PROBLEM TO SOLVE -> Extract every record, keeping each one exactly as it is.
** Begin DATA PROVIDED **
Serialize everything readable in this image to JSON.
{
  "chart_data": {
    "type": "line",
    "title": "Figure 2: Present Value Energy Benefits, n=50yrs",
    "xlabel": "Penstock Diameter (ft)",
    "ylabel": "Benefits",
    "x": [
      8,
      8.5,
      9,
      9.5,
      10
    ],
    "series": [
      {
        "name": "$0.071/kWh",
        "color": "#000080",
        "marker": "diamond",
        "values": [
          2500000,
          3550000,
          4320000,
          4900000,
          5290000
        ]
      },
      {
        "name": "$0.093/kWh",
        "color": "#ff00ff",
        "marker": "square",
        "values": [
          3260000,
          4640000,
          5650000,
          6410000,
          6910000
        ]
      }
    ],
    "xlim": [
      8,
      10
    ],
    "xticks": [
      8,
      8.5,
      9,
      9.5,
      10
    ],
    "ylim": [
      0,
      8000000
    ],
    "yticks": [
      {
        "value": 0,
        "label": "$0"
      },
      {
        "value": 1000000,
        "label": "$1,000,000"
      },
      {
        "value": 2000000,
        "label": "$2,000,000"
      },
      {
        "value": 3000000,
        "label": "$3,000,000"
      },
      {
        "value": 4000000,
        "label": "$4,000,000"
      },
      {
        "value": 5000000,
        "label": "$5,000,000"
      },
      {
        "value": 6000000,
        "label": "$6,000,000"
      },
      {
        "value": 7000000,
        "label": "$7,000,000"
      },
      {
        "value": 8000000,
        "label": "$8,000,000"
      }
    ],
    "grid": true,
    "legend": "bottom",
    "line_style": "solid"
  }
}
** End DATA PROVIDED **
TASK RESULT ->
Serialize everything readable in this image to JSON.
{
  "chart_data": {
    "type": "line",
    "title": "Figure 2: Present Value Energy Benefits, n=50yrs",
    "xlabel": "Penstock Diameter (ft)",
    "ylabel": "Benefits",
    "x": [
      8,
      8.5,
      9,
      9.5,
      10
    ],
    "series": [
      {
        "name": "$0.071/kWh",
        "color": "#000080",
        "marker": "diamond",
        "values": [
          2500000,
          3550000,
          4320000,
          4900000,
          5290000
        ]
      },
      {
        "name": "$0.093/kWh",
        "color": "#ff00ff",
        "marker": "square",
        "values": [
          3260000,
          4640000,
          5650000,
          6410000,
          6910000
        ]
      }
    ],
    "xlim": [
      8,
      10
    ],
    "xticks": [
      8,
      8.5,
      9,
      9.5,
      10
    ],
    "ylim": [
      0,
      8000000
    ],
    "yticks": [
      {
        "value": 0,
        "label": "$0"
      },
      {
        "value": 1000000,
        "label": "$1,000,000"
      },
      {
        "value": 2000000,
        "label": "$2,000,000"
      },
      {
        "value": 3000000,
        "label": "$3,000,000"
      },
      {
        "value": 4000000,
        "label": "$4,000,000"
      },
      {
        "value": 5000000,
        "label": "$5,000,000"
      },
      {
        "value": 6000000,
        "label": "$6,000,000"
      },
      {
        "value": 7000000,
        "label": "$7,000,000"
      },
      {
        "value": 8000000,
        "label": "$8,000,000"
      }
    ],
    "grid": true,
    "legend": "bottom",
    "line_style": "solid"
  }
}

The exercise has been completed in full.